_DATA LINES_
○ ○ ○ ○ ○

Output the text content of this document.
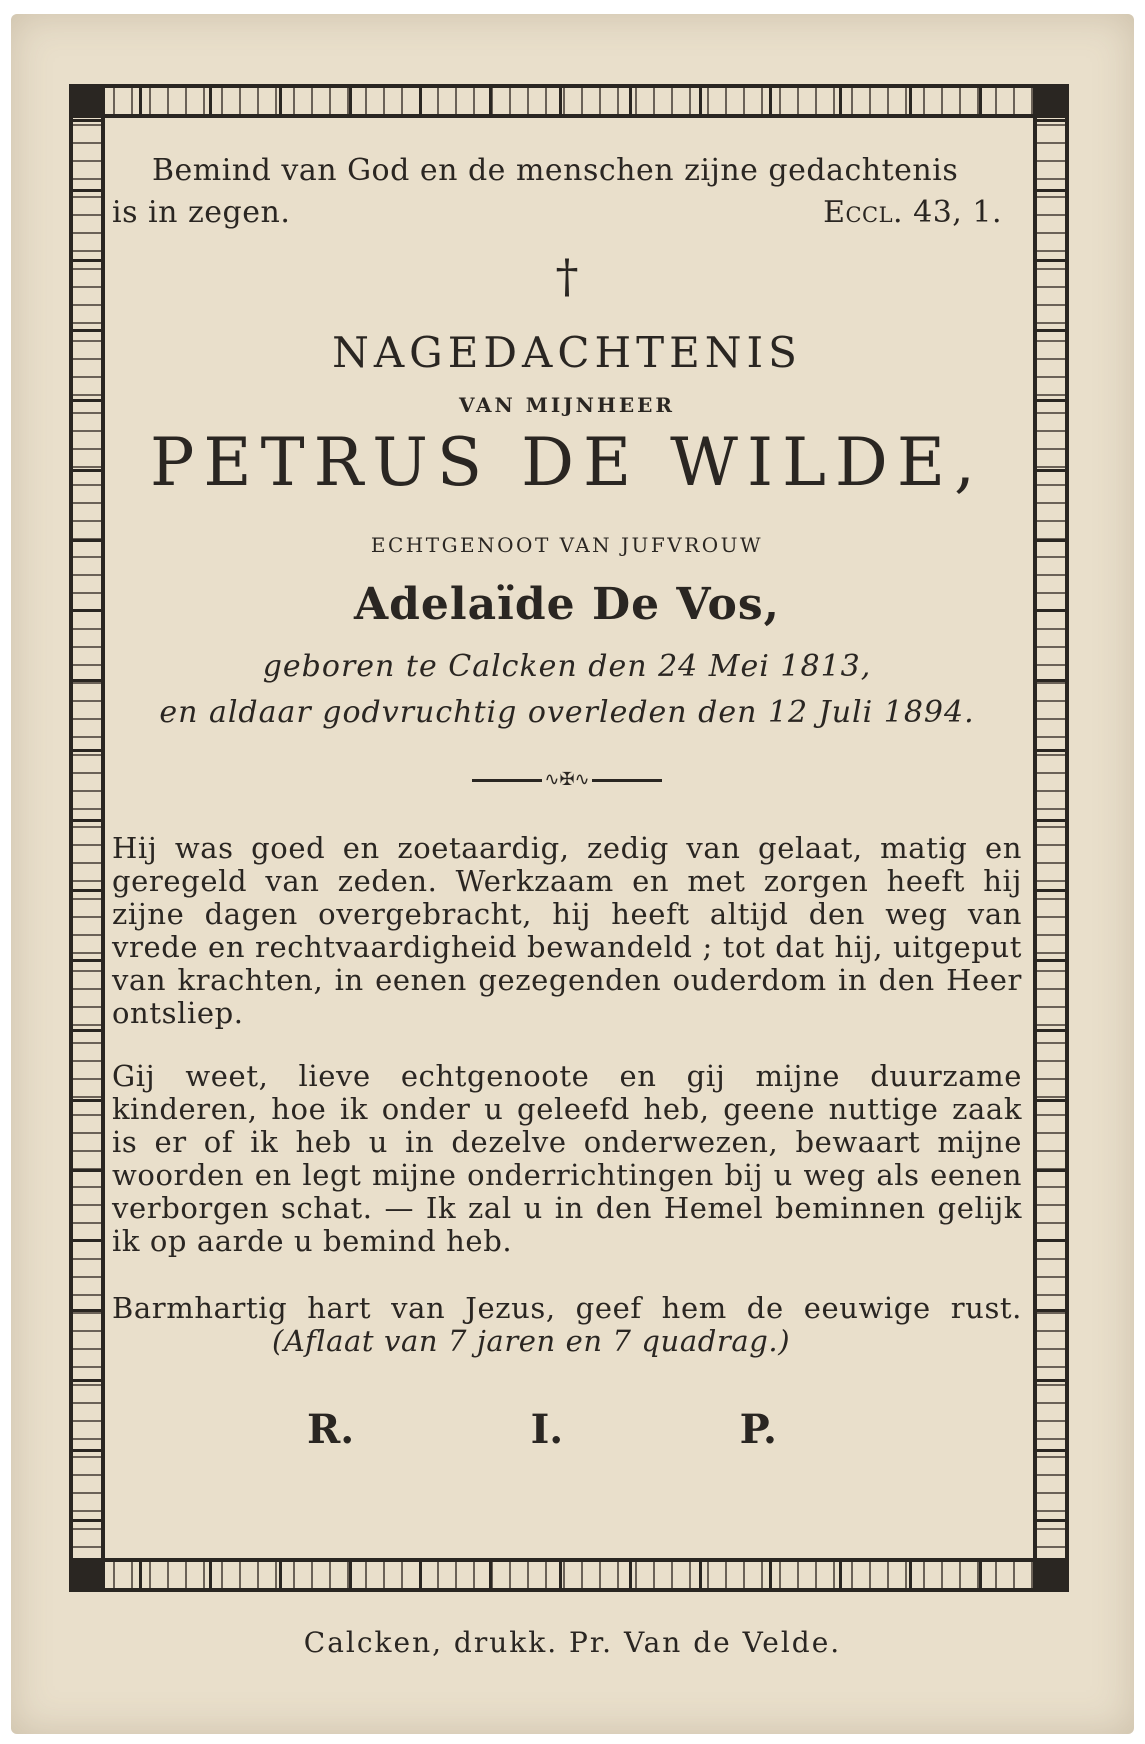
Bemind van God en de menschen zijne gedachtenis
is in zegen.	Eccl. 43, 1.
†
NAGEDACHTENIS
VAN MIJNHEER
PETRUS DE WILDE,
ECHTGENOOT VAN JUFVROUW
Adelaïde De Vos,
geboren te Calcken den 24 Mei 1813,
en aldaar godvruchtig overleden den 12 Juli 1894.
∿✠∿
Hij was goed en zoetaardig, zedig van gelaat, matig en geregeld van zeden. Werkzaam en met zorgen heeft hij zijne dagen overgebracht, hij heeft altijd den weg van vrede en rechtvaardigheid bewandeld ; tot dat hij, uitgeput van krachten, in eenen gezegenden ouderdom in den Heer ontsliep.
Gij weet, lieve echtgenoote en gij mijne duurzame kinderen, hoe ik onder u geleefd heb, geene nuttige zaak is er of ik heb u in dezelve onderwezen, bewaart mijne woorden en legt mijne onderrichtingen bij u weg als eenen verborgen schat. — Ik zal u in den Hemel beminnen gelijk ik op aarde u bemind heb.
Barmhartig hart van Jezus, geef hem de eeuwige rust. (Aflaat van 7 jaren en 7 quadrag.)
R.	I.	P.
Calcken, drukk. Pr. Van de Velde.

○ ○ ○ ○ ○

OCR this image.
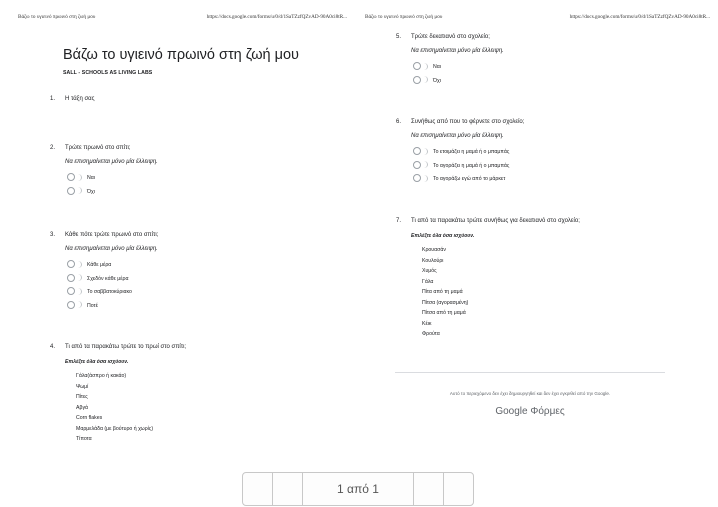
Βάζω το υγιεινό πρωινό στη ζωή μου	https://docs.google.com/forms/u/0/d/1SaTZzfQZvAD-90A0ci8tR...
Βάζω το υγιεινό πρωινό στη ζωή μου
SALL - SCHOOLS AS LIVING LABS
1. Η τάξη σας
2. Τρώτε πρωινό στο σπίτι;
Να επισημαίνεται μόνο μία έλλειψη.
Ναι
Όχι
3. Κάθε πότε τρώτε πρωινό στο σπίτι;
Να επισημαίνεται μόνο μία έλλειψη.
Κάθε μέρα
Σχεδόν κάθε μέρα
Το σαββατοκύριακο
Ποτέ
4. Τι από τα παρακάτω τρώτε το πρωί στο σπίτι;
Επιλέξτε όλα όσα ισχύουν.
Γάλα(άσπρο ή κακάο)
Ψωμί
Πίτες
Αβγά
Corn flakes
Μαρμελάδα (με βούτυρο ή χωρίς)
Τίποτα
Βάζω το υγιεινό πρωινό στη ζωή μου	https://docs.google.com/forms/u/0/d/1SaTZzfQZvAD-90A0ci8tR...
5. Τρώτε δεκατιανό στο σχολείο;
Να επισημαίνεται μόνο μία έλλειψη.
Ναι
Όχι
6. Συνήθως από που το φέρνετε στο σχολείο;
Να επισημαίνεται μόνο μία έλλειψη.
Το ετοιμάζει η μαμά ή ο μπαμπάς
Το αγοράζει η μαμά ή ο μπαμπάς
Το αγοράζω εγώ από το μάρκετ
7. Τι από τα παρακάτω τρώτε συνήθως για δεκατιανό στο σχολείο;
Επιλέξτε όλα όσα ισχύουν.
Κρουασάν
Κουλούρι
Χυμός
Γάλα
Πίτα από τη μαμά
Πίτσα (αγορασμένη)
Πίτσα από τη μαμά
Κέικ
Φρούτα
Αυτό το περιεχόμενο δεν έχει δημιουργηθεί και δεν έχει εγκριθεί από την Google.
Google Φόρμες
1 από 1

○ ○ ○ ○ ○

_PROBLEM_
Filter the data, keeping only the lines that contain "παρακάτω".

_CORRECT RESPONSE_
4. Τι από τα παρακάτω τρώτε το πρωί στο σπίτι;
7. Τι από τα παρακάτω τρώτε συνήθως για δεκατιανό στο σχολείο;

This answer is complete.